## Short exercise
Copy all the entries below exactly, but not the pictures.

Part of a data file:
((
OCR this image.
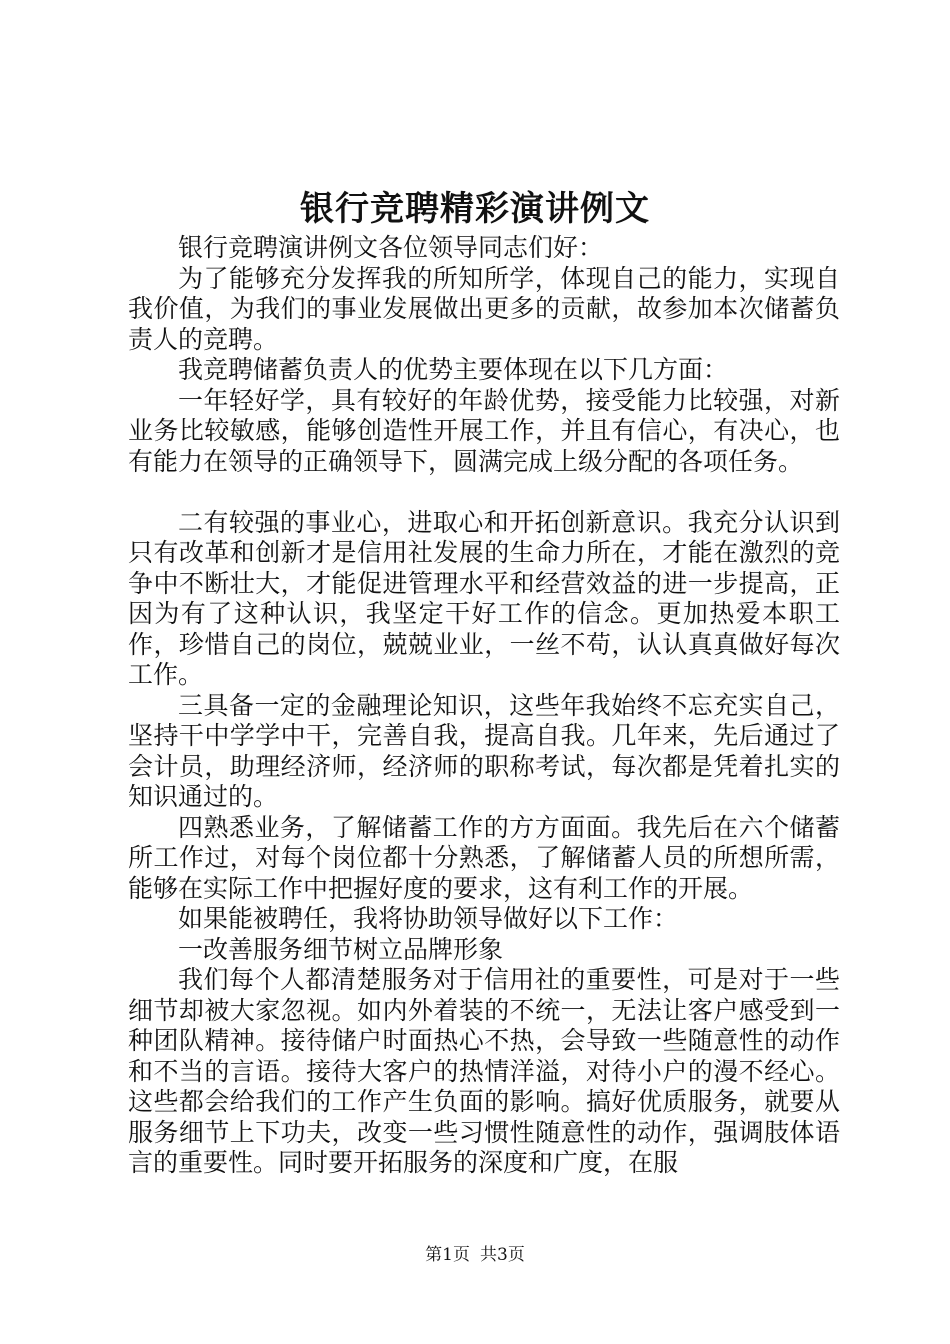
银行竞聘精彩演讲例文

银行竞聘演讲例文各位领导同志们好：

为了能够充分发挥我的所知所学，体现自己的能力，实现自我价值，为我们的事业发展做出更多的贡献，故参加本次储蓄负责人的竞聘。

我竞聘储蓄负责人的优势主要体现在以下几方面：

一年轻好学，具有较好的年龄优势，接受能力比较强，对新业务比较敏感，能够创造性开展工作，并且有信心，有决心，也有能力在领导的正确领导下，圆满完成上级分配的各项任务。

二有较强的事业心，进取心和开拓创新意识。我充分认识到只有改革和创新才是信用社发展的生命力所在，才能在激烈的竞争中不断壮大，才能促进管理水平和经营效益的进一步提高，正因为有了这种认识，我坚定干好工作的信念。更加热爱本职工作，珍惜自己的岗位，兢兢业业，一丝不苟，认认真真做好每次工作。

三具备一定的金融理论知识，这些年我始终不忘充实自己，坚持干中学学中干，完善自我，提高自我。几年来，先后通过了会计员，助理经济师，经济师的职称考试，每次都是凭着扎实的知识通过的。

四熟悉业务，了解储蓄工作的方方面面。我先后在六个储蓄所工作过，对每个岗位都十分熟悉，了解储蓄人员的所想所需，能够在实际工作中把握好度的要求，这有利工作的开展。

如果能被聘任，我将协助领导做好以下工作：

一改善服务细节树立品牌形象

我们每个人都清楚服务对于信用社的重要性，可是对于一些细节却被大家忽视。如内外着装的不统一，无法让客户感受到一种团队精神。接待储户时面热心不热，会导致一些随意性的动作和不当的言语。接待大客户的热情洋溢，对待小户的漫不经心。这些都会给我们的工作产生负面的影响。搞好优质服务，就要从服务细节上下功夫，改变一些习惯性随意性的动作，强调肢体语言的重要性。同时要开拓服务的深度和广度，在服

第1页 共3页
))
## Final answer
OCR this image.
银行竞聘精彩演讲例文

银行竞聘演讲例文各位领导同志们好：

为了能够充分发挥我的所知所学，体现自己的能力，实现自我价值，为我们的事业发展做出更多的贡献，故参加本次储蓄负责人的竞聘。

我竞聘储蓄负责人的优势主要体现在以下几方面：

一年轻好学，具有较好的年龄优势，接受能力比较强，对新业务比较敏感，能够创造性开展工作，并且有信心，有决心，也有能力在领导的正确领导下，圆满完成上级分配的各项任务。

二有较强的事业心，进取心和开拓创新意识。我充分认识到只有改革和创新才是信用社发展的生命力所在，才能在激烈的竞争中不断壮大，才能促进管理水平和经营效益的进一步提高，正因为有了这种认识，我坚定干好工作的信念。更加热爱本职工作，珍惜自己的岗位，兢兢业业，一丝不苟，认认真真做好每次工作。

三具备一定的金融理论知识，这些年我始终不忘充实自己，坚持干中学学中干，完善自我，提高自我。几年来，先后通过了会计员，助理经济师，经济师的职称考试，每次都是凭着扎实的知识通过的。

四熟悉业务，了解储蓄工作的方方面面。我先后在六个储蓄所工作过，对每个岗位都十分熟悉，了解储蓄人员的所想所需，能够在实际工作中把握好度的要求，这有利工作的开展。

如果能被聘任，我将协助领导做好以下工作：

一改善服务细节树立品牌形象

我们每个人都清楚服务对于信用社的重要性，可是对于一些细节却被大家忽视。如内外着装的不统一，无法让客户感受到一种团队精神。接待储户时面热心不热，会导致一些随意性的动作和不当的言语。接待大客户的热情洋溢，对待小户的漫不经心。这些都会给我们的工作产生负面的影响。搞好优质服务，就要从服务细节上下功夫，改变一些习惯性随意性的动作，强调肢体语言的重要性。同时要开拓服务的深度和广度，在服

第1页 共3页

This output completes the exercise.